**The task**
Return a copy of every line in the records that includes the word "imprimante".

**Records for this task**

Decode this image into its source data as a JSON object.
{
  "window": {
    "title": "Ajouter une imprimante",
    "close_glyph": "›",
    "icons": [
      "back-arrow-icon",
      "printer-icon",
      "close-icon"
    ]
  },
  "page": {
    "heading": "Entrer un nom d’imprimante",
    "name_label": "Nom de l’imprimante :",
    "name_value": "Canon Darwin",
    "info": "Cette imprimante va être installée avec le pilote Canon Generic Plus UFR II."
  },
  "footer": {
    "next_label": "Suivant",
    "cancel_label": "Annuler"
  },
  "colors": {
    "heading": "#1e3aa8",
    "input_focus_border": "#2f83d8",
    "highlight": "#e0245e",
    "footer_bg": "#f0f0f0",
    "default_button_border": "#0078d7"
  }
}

...

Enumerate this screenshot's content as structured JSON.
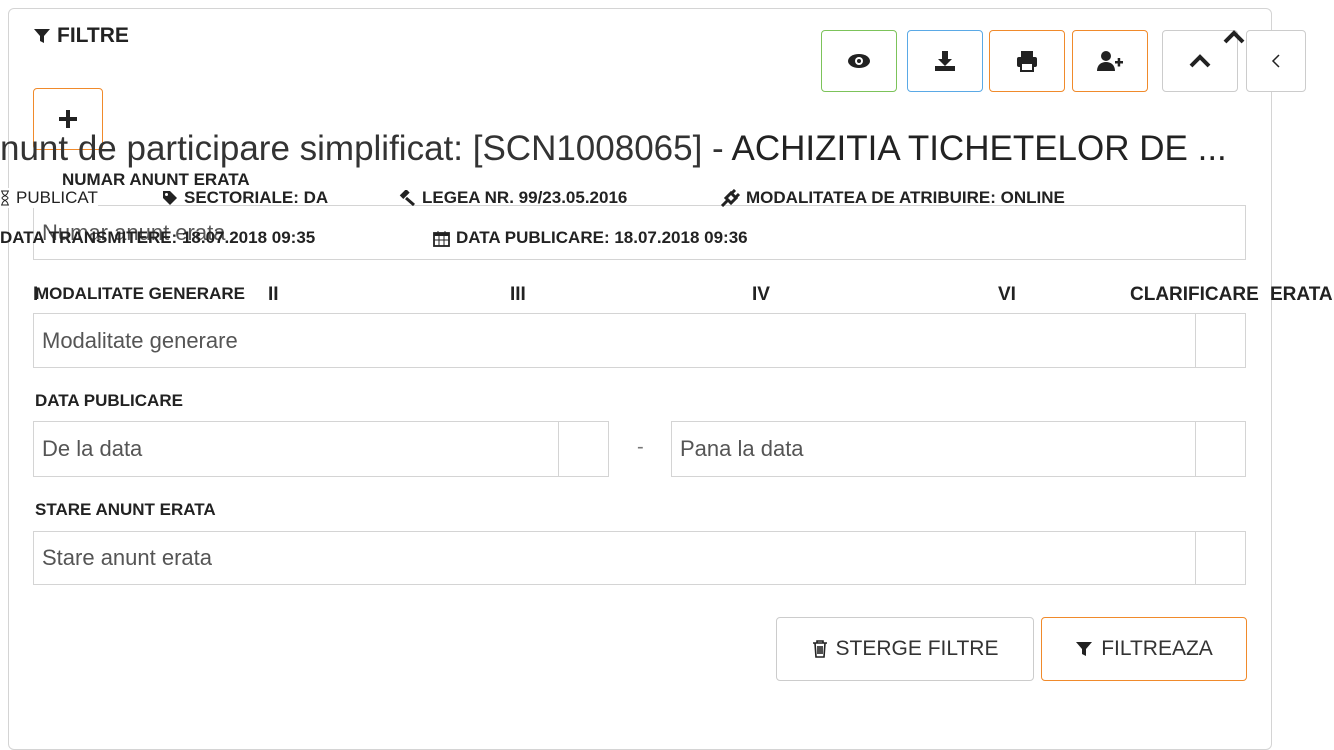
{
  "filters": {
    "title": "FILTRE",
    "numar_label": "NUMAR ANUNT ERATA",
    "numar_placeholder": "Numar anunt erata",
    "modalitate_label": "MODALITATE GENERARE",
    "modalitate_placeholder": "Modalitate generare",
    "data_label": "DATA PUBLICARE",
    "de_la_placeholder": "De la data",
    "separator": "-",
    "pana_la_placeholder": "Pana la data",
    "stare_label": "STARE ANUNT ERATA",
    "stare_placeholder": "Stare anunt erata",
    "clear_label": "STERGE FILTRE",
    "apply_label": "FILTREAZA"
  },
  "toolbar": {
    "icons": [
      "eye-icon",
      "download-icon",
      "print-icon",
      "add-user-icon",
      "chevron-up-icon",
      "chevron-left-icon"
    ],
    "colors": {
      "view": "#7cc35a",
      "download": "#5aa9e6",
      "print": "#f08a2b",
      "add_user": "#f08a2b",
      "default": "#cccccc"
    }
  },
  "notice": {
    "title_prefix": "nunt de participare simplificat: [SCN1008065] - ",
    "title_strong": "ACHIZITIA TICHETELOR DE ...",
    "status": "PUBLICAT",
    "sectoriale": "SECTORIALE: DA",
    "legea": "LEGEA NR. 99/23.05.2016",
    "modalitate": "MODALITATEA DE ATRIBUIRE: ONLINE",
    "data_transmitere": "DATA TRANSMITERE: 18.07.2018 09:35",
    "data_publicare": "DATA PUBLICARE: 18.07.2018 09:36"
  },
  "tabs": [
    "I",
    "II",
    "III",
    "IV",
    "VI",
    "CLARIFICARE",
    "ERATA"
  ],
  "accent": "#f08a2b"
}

**The reply**
    "title": "Ajouter une imprimante",
    "heading": "Entrer un nom d’imprimante",
    "name_label": "Nom de l’imprimante :",
    "info": "Cette imprimante va être installée avec le pilote Canon Generic Plus UFR II."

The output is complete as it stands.